Task objective:
Return the lines below that carry the word "работе".

===== Raw data

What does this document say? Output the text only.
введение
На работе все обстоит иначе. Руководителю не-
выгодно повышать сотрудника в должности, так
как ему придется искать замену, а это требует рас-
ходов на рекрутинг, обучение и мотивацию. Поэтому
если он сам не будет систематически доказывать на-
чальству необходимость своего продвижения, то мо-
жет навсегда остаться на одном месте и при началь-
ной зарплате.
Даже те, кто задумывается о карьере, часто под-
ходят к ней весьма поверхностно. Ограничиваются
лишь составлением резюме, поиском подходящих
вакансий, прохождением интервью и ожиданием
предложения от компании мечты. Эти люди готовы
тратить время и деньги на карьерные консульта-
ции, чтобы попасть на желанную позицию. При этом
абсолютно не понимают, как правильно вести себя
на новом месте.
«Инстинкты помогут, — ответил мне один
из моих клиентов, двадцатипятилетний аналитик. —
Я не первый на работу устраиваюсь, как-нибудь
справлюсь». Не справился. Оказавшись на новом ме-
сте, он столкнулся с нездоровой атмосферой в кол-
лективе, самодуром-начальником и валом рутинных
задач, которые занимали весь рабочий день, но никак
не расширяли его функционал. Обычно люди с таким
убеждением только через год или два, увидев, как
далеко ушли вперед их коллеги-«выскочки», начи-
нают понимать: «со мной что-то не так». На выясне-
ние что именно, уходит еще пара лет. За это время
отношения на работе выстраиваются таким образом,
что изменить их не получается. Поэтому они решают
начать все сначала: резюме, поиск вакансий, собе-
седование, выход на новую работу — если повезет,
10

==========
===== Raw data

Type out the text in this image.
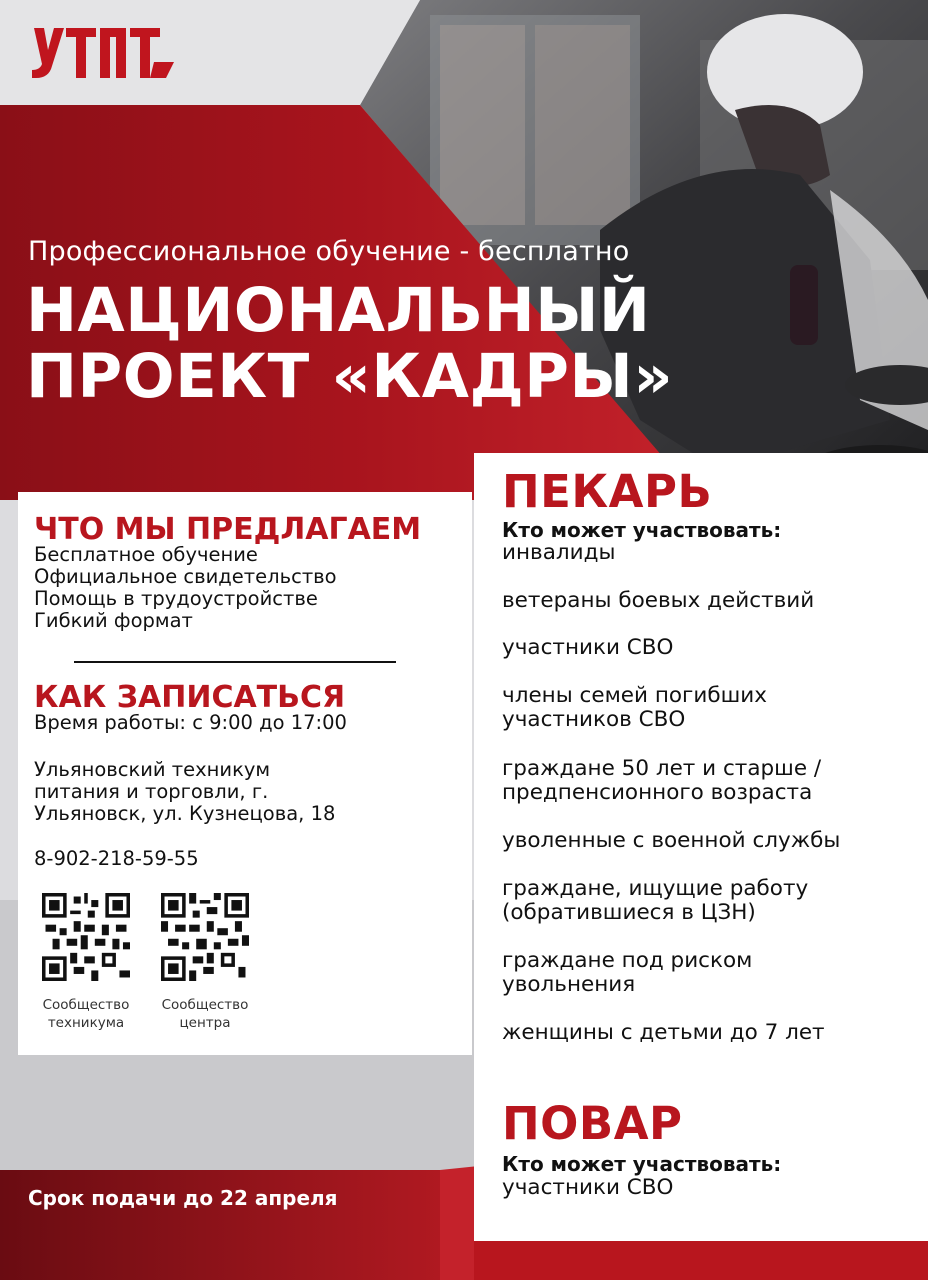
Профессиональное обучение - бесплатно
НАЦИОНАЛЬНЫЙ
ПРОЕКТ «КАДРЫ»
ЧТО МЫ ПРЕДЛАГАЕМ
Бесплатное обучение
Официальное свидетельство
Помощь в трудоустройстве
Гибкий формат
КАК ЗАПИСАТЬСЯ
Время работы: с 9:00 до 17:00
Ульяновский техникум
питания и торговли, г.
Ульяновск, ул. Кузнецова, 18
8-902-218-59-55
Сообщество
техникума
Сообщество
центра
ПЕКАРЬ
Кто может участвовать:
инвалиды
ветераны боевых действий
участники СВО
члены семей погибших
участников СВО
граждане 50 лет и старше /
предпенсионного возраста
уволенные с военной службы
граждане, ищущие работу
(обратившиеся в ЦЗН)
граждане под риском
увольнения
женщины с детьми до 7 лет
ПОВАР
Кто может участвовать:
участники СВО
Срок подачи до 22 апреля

==========

Task result:
На работе все обстоит иначе. Руководителю не-
отношения на работе выстраиваются таким образом,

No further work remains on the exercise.